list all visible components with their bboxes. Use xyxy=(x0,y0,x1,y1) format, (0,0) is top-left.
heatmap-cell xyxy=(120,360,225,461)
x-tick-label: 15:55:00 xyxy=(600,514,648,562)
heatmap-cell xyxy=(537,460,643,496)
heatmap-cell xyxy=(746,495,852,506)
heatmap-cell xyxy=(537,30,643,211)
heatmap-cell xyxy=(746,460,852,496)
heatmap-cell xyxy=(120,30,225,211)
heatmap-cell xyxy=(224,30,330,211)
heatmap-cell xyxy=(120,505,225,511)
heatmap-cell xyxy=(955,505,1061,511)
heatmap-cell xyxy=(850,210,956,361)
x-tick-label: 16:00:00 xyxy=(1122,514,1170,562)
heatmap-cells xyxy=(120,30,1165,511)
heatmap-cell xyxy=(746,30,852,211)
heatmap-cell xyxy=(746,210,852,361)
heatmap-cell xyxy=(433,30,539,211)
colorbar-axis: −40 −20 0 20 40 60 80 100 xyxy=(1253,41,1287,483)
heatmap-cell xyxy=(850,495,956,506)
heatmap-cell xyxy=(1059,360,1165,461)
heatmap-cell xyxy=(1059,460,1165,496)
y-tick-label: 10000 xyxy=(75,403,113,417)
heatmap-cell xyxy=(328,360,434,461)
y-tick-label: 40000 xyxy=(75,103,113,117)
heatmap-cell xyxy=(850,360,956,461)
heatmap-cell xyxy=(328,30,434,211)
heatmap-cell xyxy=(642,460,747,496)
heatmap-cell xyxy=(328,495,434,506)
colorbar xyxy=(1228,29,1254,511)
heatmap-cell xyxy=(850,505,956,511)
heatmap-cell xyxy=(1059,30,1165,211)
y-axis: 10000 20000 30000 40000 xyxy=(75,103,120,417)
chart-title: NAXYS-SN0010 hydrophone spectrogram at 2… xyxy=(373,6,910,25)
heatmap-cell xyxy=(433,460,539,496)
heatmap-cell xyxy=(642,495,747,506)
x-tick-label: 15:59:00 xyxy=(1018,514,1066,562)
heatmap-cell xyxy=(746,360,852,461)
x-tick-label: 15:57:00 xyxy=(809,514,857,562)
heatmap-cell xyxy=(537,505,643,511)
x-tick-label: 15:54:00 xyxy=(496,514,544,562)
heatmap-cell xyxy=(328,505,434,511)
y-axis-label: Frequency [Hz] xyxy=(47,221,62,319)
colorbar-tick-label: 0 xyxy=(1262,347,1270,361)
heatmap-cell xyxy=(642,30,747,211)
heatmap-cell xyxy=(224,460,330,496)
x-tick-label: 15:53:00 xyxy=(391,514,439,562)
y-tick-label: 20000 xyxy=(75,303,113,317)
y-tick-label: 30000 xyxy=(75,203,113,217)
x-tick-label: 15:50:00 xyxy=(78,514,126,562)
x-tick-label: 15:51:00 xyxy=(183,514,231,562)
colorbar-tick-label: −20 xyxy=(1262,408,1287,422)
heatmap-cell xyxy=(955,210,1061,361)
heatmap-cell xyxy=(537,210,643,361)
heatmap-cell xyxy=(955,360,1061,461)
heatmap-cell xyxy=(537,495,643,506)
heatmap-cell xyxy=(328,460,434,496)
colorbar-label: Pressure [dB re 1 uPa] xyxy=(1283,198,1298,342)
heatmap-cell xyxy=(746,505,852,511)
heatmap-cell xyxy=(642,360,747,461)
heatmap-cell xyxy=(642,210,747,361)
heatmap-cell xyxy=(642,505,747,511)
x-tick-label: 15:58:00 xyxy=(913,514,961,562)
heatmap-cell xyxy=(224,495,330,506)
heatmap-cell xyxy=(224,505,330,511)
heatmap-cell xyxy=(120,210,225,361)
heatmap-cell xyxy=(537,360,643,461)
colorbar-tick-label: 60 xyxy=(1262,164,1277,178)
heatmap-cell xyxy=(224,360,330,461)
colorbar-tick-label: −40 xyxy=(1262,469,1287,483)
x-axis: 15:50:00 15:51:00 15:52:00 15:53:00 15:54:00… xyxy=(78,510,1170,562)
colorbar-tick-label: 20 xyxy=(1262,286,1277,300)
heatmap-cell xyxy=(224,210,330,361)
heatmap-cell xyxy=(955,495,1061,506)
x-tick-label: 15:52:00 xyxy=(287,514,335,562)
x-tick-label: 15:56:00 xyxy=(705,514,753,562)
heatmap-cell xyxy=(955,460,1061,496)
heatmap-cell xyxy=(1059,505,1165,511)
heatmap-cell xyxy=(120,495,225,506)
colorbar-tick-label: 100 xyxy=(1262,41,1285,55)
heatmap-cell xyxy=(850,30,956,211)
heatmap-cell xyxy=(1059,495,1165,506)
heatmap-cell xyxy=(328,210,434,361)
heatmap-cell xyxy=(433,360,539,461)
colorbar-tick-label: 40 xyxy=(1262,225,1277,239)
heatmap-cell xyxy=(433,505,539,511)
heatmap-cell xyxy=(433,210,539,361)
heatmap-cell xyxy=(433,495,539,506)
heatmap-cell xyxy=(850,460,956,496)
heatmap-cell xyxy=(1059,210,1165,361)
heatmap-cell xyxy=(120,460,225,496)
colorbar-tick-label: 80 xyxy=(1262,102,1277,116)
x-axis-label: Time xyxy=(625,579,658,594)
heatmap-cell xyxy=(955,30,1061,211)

━━━━━━

Turn the rows above into a numbered list, omitting any blank lines.

ANSWER TO THE TASK -
1. list all visible components with their bboxes. Use xyxy=(x0,y0,x1,y1) format, (0,0) is top-left.
2. heatmap-cell xyxy=(120,360,225,461)
3. x-tick-label: 15:55:00 xyxy=(600,514,648,562)
4. heatmap-cell xyxy=(537,460,643,496)
5. heatmap-cell xyxy=(746,495,852,506)
6. heatmap-cell xyxy=(537,30,643,211)
7. heatmap-cell xyxy=(746,460,852,496)
8. heatmap-cell xyxy=(120,30,225,211)
9. heatmap-cell xyxy=(224,30,330,211)
10. heatmap-cell xyxy=(120,505,225,511)
11. heatmap-cell xyxy=(955,505,1061,511)
12. heatmap-cell xyxy=(850,210,956,361)
13. x-tick-label: 16:00:00 xyxy=(1122,514,1170,562)
14. heatmap-cells xyxy=(120,30,1165,511)
15. heatmap-cell xyxy=(746,30,852,211)
16. heatmap-cell xyxy=(746,210,852,361)
17. heatmap-cell xyxy=(433,30,539,211)
18. colorbar-axis: −40 −20 0 20 40 60 80 100 xyxy=(1253,41,1287,483)
19. heatmap-cell xyxy=(850,495,956,506)
20. heatmap-cell xyxy=(1059,360,1165,461)
21. heatmap-cell xyxy=(1059,460,1165,496)
22. y-tick-label: 10000 xyxy=(75,403,113,417)
23. heatmap-cell xyxy=(328,360,434,461)
24. y-tick-label: 40000 xyxy=(75,103,113,117)
25. heatmap-cell xyxy=(850,360,956,461)
26. heatmap-cell xyxy=(328,30,434,211)
27. heatmap-cell xyxy=(642,460,747,496)
28. heatmap-cell xyxy=(328,495,434,506)
29. colorbar xyxy=(1228,29,1254,511)
30. heatmap-cell xyxy=(850,505,956,511)
31. heatmap-cell xyxy=(1059,30,1165,211)
32. y-axis: 10000 20000 30000 40000 xyxy=(75,103,120,417)
33. chart-title: NAXYS-SN0010 hydrophone spectrogram at 2… xyxy=(373,6,910,25)
34. heatmap-cell xyxy=(433,460,539,496)
35. heatmap-cell xyxy=(642,495,747,506)
36. x-tick-label: 15:59:00 xyxy=(1018,514,1066,562)
37. heatmap-cell xyxy=(746,360,852,461)
38. x-tick-label: 15:57:00 xyxy=(809,514,857,562)
39. heatmap-cell xyxy=(537,505,643,511)
40. x-tick-label: 15:54:00 xyxy=(496,514,544,562)
41. heatmap-cell xyxy=(328,505,434,511)
42. y-axis-label: Frequency [Hz] xyxy=(47,221,62,319)
43. colorbar-tick-label: 0 xyxy=(1262,347,1270,361)
44. heatmap-cell xyxy=(642,30,747,211)
45. heatmap-cell xyxy=(224,460,330,496)
46. x-tick-label: 15:53:00 xyxy=(391,514,439,562)
47. y-tick-label: 20000 xyxy=(75,303,113,317)
48. y-tick-label: 30000 xyxy=(75,203,113,217)
49. x-tick-label: 15:50:00 xyxy=(78,514,126,562)
50. x-tick-label: 15:51:00 xyxy=(183,514,231,562)
51. colorbar-tick-label: −20 xyxy=(1262,408,1287,422)
52. heatmap-cell xyxy=(955,210,1061,361)
53. heatmap-cell xyxy=(537,210,643,361)
54. heatmap-cell xyxy=(955,360,1061,461)
55. heatmap-cell xyxy=(537,495,643,506)
56. heatmap-cell xyxy=(328,460,434,496)
57. colorbar-label: Pressure [dB re 1 uPa] xyxy=(1283,198,1298,342)
58. heatmap-cell xyxy=(746,505,852,511)
59. heatmap-cell xyxy=(642,360,747,461)
60. heatmap-cell xyxy=(642,210,747,361)
61. heatmap-cell xyxy=(642,505,747,511)
62. x-tick-label: 15:58:00 xyxy=(913,514,961,562)
63. heatmap-cell xyxy=(224,495,330,506)
64. heatmap-cell xyxy=(224,505,330,511)
65. heatmap-cell xyxy=(120,210,225,361)
66. heatmap-cell xyxy=(537,360,643,461)
67. colorbar-tick-label: 60 xyxy=(1262,164,1277,178)
68. heatmap-cell xyxy=(224,360,330,461)
69. colorbar-tick-label: −40 xyxy=(1262,469,1287,483)
70. x-axis: 15:50:00 15:51:00 15:52:00 15:53:00 15:54:00… xyxy=(78,510,1170,562)
71. colorbar-tick-label: 20 xyxy=(1262,286,1277,300)
72. heatmap-cell xyxy=(224,210,330,361)
73. heatmap-cell xyxy=(955,495,1061,506)
74. x-tick-label: 15:52:00 xyxy=(287,514,335,562)
75. x-tick-label: 15:56:00 xyxy=(705,514,753,562)
76. heatmap-cell xyxy=(955,460,1061,496)
77. heatmap-cell xyxy=(1059,505,1165,511)
78. heatmap-cell xyxy=(120,495,225,506)
79. colorbar-tick-label: 100 xyxy=(1262,41,1285,55)
80. heatmap-cell xyxy=(850,30,956,211)
81. heatmap-cell xyxy=(1059,495,1165,506)
82. heatmap-cell xyxy=(328,210,434,361)
83. heatmap-cell xyxy=(433,360,539,461)
84. colorbar-tick-label: 40 xyxy=(1262,225,1277,239)
85. heatmap-cell xyxy=(433,505,539,511)
86. heatmap-cell xyxy=(433,210,539,361)
87. heatmap-cell xyxy=(433,495,539,506)
88. heatmap-cell xyxy=(850,460,956,496)
89. heatmap-cell xyxy=(1059,210,1165,361)
90. heatmap-cell xyxy=(120,460,225,496)
91. colorbar-tick-label: 80 xyxy=(1262,102,1277,116)
92. x-axis-label: Time xyxy=(625,579,658,594)
93. heatmap-cell xyxy=(955,30,1061,211)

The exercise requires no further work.